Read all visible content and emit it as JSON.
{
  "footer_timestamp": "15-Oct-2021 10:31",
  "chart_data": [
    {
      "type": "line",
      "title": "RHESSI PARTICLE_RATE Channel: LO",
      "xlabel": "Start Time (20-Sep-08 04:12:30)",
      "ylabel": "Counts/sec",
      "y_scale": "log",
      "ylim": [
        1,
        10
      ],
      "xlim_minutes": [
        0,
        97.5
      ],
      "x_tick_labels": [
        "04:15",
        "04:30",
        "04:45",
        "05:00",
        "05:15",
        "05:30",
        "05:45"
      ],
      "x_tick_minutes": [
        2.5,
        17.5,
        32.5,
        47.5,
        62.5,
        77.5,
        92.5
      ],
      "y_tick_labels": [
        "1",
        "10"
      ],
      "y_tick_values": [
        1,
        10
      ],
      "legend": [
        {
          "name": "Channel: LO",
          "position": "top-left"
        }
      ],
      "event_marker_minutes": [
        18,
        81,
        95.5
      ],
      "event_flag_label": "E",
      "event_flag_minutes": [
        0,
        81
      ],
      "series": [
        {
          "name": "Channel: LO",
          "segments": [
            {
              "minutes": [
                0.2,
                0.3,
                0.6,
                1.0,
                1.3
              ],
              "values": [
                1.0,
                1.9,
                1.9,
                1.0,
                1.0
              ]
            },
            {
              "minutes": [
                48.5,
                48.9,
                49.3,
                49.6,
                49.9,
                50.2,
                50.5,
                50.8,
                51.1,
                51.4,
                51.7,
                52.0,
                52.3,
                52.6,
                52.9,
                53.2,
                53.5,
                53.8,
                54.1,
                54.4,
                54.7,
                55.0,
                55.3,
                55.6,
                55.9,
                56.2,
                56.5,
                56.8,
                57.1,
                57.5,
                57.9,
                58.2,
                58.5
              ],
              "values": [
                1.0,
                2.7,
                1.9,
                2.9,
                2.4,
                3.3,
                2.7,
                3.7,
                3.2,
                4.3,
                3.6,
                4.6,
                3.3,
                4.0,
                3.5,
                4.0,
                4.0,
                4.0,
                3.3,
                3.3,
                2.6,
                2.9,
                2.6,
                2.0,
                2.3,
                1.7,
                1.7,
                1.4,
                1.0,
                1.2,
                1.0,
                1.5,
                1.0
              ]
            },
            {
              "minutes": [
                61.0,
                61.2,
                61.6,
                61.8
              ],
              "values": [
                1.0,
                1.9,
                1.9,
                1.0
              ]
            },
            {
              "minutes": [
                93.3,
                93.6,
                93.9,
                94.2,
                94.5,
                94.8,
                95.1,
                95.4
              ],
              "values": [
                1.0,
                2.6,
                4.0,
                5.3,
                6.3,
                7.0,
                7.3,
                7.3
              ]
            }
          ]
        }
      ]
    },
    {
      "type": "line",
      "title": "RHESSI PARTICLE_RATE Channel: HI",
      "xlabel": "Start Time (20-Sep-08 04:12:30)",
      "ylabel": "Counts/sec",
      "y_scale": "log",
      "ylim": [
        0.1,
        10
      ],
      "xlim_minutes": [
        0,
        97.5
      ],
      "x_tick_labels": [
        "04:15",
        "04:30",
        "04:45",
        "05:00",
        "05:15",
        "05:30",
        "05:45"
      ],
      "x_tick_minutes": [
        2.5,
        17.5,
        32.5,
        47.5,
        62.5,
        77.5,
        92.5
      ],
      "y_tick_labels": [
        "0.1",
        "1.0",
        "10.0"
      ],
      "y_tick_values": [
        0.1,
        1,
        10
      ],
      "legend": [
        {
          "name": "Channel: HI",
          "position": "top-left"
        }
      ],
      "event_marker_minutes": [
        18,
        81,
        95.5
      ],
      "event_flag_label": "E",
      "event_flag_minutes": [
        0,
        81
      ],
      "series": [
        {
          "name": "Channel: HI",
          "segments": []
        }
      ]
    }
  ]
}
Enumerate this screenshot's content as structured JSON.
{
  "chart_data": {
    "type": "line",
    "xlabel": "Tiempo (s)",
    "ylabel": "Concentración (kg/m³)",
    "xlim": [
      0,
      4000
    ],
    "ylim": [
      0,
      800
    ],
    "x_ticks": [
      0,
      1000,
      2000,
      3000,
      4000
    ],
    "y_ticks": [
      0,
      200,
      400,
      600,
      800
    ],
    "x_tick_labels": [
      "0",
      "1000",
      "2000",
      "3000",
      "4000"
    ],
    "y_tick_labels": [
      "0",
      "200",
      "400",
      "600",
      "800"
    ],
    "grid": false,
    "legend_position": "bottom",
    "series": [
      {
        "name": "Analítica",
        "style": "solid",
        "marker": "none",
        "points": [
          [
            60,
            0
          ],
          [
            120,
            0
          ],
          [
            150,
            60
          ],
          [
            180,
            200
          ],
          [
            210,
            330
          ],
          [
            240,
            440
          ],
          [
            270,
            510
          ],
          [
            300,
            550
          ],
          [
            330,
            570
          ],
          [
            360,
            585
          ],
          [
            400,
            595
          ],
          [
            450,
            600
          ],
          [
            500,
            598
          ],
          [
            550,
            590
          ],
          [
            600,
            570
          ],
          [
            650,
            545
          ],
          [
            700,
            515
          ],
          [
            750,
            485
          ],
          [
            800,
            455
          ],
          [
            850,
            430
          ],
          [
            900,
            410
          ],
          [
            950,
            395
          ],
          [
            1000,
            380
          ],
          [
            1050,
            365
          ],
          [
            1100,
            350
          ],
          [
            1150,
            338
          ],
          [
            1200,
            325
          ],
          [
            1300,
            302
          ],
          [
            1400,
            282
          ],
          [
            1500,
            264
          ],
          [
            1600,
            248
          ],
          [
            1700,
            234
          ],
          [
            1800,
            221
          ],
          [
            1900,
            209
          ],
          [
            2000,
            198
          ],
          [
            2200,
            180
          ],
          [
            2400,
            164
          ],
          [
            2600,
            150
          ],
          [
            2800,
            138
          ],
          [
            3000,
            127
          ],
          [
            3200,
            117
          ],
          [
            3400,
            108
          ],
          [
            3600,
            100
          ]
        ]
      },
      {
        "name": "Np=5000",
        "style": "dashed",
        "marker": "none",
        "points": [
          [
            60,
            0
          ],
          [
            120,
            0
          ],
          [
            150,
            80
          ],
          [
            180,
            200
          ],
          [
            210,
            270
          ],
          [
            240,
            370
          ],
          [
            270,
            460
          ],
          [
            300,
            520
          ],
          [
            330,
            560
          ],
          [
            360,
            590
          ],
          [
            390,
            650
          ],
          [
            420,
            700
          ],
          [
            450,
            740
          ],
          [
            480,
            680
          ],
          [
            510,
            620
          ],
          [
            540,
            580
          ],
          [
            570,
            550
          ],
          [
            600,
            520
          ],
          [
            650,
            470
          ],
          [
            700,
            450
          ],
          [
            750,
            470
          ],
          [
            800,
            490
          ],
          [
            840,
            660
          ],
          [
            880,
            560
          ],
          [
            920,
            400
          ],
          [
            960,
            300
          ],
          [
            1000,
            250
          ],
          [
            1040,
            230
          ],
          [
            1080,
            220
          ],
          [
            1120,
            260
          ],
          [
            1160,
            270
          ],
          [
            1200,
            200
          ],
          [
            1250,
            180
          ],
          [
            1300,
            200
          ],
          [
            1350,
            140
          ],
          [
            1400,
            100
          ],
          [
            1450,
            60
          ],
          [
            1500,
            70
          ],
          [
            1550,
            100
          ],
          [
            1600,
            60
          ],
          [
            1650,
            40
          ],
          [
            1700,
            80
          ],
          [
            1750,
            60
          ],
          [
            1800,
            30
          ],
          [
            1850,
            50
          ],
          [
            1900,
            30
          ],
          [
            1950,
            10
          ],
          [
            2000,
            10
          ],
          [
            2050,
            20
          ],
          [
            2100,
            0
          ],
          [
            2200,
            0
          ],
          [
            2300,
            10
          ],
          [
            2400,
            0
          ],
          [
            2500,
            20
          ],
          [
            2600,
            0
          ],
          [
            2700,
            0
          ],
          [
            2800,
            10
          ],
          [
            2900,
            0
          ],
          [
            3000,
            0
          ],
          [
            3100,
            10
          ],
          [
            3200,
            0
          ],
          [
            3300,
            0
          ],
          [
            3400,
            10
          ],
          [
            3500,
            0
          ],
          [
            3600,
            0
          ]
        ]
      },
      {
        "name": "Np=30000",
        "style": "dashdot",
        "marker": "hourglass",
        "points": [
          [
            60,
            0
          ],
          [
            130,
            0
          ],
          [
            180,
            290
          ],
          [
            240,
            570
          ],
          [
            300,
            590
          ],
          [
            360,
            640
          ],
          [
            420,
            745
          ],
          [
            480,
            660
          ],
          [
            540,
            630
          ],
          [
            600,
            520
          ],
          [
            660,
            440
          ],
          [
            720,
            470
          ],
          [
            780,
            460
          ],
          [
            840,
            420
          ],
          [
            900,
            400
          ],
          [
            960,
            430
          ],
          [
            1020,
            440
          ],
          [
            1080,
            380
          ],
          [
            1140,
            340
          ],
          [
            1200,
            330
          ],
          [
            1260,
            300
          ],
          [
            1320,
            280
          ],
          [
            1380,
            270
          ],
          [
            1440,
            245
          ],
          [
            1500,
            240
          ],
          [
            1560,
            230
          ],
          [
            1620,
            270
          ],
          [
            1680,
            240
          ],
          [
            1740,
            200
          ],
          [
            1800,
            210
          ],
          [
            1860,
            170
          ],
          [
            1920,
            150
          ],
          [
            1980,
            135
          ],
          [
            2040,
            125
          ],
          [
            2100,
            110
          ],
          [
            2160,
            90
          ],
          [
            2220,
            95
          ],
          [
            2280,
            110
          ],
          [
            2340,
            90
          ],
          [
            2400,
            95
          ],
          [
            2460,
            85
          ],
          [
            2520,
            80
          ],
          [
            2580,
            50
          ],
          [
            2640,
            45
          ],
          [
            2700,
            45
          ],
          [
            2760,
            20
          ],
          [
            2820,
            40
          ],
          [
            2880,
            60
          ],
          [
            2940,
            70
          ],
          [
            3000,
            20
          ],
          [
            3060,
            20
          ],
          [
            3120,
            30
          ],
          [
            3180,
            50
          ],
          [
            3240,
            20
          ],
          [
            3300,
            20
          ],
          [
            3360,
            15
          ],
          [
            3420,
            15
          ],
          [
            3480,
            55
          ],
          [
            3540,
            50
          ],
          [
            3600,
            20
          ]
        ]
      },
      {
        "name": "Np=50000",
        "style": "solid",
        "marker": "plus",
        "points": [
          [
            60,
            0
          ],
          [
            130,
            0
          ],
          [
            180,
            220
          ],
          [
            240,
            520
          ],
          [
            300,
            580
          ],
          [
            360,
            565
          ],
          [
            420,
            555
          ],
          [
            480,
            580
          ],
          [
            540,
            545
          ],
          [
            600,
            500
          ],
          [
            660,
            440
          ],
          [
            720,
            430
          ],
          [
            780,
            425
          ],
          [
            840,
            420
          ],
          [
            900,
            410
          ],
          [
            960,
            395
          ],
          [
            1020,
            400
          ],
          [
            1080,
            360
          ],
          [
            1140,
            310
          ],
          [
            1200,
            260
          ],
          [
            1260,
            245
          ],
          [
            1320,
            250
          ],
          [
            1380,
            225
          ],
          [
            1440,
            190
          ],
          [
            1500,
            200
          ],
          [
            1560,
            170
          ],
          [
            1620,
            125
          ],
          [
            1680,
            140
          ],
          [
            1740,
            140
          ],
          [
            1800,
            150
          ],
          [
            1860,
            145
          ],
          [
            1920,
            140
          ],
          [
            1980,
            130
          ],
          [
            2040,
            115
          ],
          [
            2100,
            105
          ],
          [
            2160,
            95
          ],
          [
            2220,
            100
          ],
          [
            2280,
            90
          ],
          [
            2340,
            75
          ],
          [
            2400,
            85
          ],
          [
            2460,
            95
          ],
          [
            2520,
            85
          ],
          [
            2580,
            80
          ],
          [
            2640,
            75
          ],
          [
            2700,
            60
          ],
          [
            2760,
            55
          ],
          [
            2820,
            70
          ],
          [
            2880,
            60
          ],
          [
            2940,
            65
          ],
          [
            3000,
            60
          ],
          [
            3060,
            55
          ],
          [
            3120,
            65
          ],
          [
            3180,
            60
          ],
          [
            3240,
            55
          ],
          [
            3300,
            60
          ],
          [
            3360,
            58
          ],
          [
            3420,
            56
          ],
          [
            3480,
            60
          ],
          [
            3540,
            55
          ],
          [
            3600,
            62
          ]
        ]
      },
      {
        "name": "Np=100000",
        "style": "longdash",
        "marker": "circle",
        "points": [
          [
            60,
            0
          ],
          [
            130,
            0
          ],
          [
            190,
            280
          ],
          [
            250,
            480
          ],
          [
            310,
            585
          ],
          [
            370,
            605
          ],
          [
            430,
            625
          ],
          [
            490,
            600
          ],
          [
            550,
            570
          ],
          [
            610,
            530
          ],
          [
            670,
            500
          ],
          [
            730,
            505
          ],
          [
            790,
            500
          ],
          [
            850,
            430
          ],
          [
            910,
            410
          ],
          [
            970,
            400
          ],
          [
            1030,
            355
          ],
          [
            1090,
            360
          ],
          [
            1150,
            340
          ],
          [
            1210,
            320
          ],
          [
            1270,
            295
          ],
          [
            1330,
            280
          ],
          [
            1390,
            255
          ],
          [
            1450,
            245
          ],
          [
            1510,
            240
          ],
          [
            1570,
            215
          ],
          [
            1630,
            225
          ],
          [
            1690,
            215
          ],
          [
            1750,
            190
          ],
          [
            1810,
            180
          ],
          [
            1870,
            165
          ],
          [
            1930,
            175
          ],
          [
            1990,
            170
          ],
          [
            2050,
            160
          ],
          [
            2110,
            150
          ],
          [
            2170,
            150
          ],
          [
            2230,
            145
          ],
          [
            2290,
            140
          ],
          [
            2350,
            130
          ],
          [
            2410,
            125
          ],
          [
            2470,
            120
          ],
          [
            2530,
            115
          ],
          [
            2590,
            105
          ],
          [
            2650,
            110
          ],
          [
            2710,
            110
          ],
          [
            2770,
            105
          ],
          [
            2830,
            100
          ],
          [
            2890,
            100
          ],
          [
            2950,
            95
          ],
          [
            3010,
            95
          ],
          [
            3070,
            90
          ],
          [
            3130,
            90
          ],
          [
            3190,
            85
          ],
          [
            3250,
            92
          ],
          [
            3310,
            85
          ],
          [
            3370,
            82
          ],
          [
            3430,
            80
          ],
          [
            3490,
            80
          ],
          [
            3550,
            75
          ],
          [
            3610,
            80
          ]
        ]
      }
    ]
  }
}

# Challenge:
Identify all lines in the records above with the word "title".

# Exercise response:
      "title": "RHESSI PARTICLE_RATE Channel: LO",
      "title": "RHESSI PARTICLE_RATE Channel: HI",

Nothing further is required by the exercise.